> **Supplied text**:

Abstract

Coal-fired power generation units using carbon capture and storage (CCS) can reduce CO2 emissions significantly whereas CCS consumes large amounts of renewable energy, leading to an efficiency penalty. To decrease the steam extraction and promote energy utilization efficiency, this study employs organic Rankine cycle (ORC) to recover the waste heat of reboiler condensate and utilizes the waste heat in CO2 compressed processes to provide energy for carbon capture system. Three technical scenarios are proposed: (1) Coal-fired carbon capture power generation system: the medium-pressure cylinder exhaust is throttled by an auxiliary turbine and exchanges heat with H6 heater to provide energy for a reboiler; (2) Coal-fired carbon capture power generation system using ORC to recover the residual heat of reboiler condensate; (3) Solar-aided coal-fired power generation system using ORC and CCS: waste heat in CO2 compression processes is supplied for a reboiler and ORC recovers the residual heat of reboiler condensate. The energy balance and overall performance of different scenarios are investigated with EBSILON, and the parameter sensitivity of scenario III is conducted. Results reveal that all scenarios improve the thermal performance of the system, and the thermo-economics of scenario III is the best at the heat ratio of 0.4.

> **Data extracts**:
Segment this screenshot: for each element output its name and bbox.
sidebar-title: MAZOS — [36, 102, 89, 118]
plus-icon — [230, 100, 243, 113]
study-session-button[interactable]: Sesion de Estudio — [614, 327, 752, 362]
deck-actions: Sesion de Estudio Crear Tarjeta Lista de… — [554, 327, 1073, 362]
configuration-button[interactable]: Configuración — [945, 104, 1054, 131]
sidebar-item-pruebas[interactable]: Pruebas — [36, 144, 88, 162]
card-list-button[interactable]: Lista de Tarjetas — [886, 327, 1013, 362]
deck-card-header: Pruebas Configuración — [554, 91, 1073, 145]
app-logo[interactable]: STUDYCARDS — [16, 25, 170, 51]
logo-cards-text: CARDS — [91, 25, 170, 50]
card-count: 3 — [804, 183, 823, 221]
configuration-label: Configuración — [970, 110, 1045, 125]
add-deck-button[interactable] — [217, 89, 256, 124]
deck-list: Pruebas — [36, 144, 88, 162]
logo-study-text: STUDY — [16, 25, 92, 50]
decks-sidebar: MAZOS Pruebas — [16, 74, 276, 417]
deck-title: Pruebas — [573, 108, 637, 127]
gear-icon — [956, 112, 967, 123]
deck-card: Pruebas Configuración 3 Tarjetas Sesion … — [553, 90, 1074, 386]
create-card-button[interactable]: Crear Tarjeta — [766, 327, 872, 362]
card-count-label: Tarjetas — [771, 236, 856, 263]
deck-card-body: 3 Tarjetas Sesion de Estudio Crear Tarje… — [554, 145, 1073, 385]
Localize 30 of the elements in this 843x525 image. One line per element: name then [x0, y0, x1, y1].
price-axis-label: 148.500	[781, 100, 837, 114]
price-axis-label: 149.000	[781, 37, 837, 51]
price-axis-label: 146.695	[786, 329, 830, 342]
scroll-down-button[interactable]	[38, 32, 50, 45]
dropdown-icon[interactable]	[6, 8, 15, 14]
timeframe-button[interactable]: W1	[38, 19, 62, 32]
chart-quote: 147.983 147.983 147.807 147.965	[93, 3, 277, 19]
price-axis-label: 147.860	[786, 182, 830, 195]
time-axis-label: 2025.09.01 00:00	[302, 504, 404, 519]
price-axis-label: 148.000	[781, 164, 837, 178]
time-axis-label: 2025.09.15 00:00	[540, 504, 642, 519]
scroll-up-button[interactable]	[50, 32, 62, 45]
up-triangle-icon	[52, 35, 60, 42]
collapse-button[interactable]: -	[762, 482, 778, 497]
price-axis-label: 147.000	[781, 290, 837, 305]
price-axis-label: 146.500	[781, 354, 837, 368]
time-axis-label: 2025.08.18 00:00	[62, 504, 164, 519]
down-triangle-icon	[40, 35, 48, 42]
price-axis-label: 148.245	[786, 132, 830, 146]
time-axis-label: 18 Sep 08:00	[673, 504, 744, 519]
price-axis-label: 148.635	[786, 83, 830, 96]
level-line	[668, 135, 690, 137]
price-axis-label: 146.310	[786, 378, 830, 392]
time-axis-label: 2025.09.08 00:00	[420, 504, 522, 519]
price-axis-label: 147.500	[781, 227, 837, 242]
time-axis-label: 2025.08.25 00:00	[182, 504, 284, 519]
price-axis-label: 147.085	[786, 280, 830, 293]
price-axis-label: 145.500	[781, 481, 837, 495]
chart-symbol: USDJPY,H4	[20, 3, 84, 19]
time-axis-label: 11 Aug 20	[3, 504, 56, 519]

> **Tasks to carry out**:
• a. Decide whether each statement agrees with the abstract above. Answer yes or no for each, and quote the words of the abstract that decide it.
(i) The study recovers the waste heat of reboiler condensate with an organic Rankine cycle.
(ii) Scenario II shows the best thermo-economics.
(iii) The overall performance of the scenarios is investigated with EBSILON.
• b. Translate this sentence from the abstract above into Spanish: "Results reveal that all scenarios improve the thermal performance of the system, and the thermo-economics of scenario III is the best at the heat ratio of 0.4."

> **Answers per task**:
• a.
(i) Yes: "this study employs organic Rankine cycle (ORC) to recover the waste heat of reboiler condensate"
(ii) No: "the thermo-economics of scenario III is the best at the heat ratio of 0.4"
(iii) Yes: "The energy balance and overall performance of different scenarios are investigated with EBSILON"

• b. Los resultados revelan que todos los escenarios mejoran el rendimiento térmico del sistema, y que la termoeconomía del escenario III es la mejor con una relación de calor de 0,4.